Problem details: Output the entries word for word. Omit images.

-- start of Material --

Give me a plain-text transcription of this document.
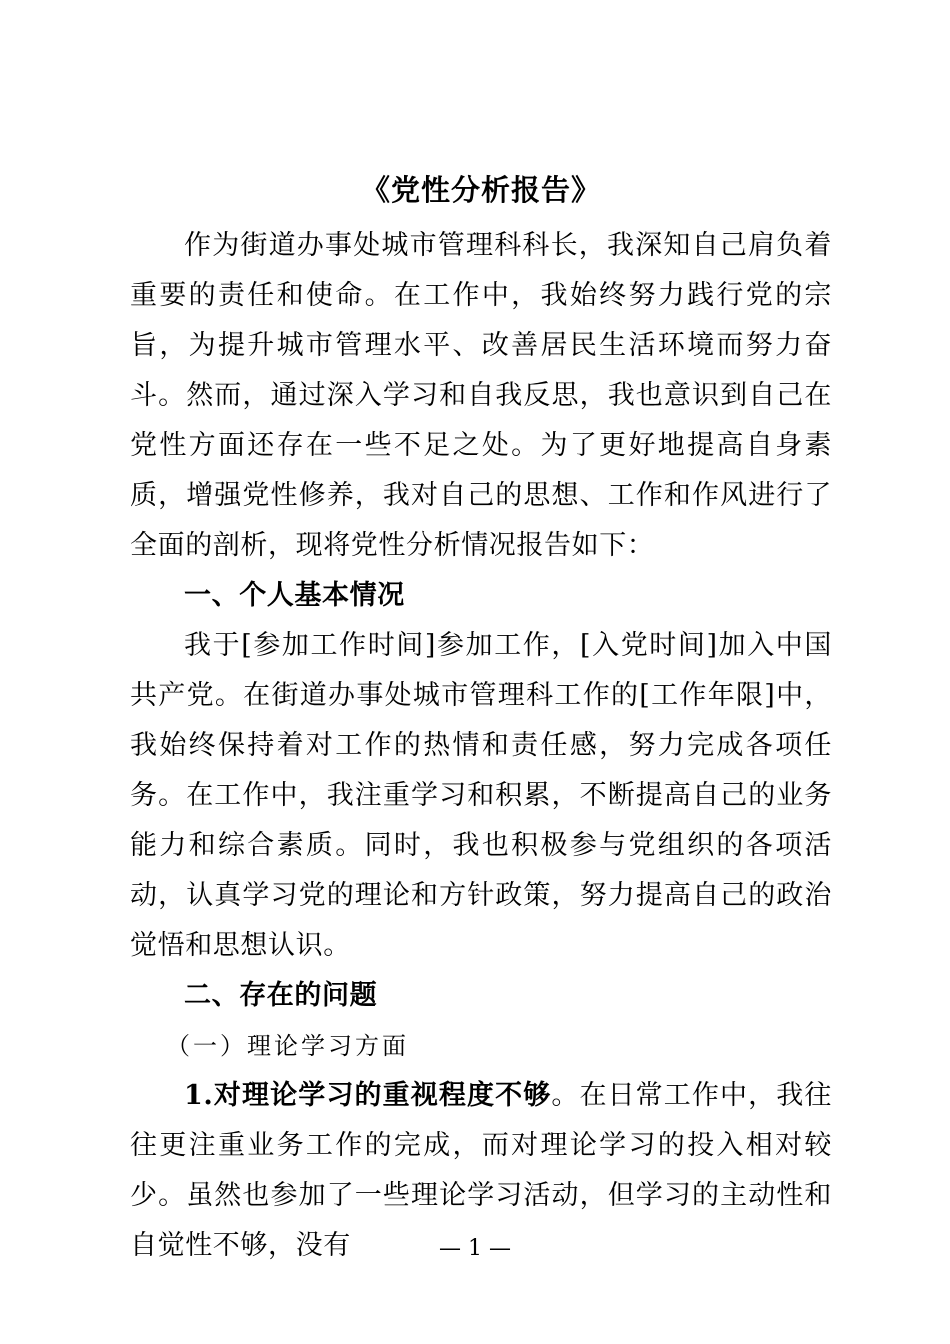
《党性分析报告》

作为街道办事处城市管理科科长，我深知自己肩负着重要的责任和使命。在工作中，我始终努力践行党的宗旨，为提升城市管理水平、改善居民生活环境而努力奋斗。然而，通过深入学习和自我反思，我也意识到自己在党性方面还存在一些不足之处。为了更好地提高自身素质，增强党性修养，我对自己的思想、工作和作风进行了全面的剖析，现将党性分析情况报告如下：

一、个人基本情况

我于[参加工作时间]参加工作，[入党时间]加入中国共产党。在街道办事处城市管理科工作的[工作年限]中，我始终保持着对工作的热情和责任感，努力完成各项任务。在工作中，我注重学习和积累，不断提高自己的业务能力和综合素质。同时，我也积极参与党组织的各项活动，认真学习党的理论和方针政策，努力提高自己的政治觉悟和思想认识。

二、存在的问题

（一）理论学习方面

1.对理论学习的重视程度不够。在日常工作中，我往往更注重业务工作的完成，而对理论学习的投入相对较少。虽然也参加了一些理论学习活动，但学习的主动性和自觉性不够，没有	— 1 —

-- end of Material --

Written response:
Give me a plain-text transcription of this document.
《党性分析报告》

作为街道办事处城市管理科科长，我深知自己肩负着重要的责任和使命。在工作中，我始终努力践行党的宗旨，为提升城市管理水平、改善居民生活环境而努力奋斗。然而，通过深入学习和自我反思，我也意识到自己在党性方面还存在一些不足之处。为了更好地提高自身素质，增强党性修养，我对自己的思想、工作和作风进行了全面的剖析，现将党性分析情况报告如下：

一、个人基本情况

我于[参加工作时间]参加工作，[入党时间]加入中国共产党。在街道办事处城市管理科工作的[工作年限]中，我始终保持着对工作的热情和责任感，努力完成各项任务。在工作中，我注重学习和积累，不断提高自己的业务能力和综合素质。同时，我也积极参与党组织的各项活动，认真学习党的理论和方针政策，努力提高自己的政治觉悟和思想认识。

二、存在的问题

（一）理论学习方面

1.对理论学习的重视程度不够。在日常工作中，我往往更注重业务工作的完成，而对理论学习的投入相对较少。虽然也参加了一些理论学习活动，但学习的主动性和自觉性不够，没有	— 1 —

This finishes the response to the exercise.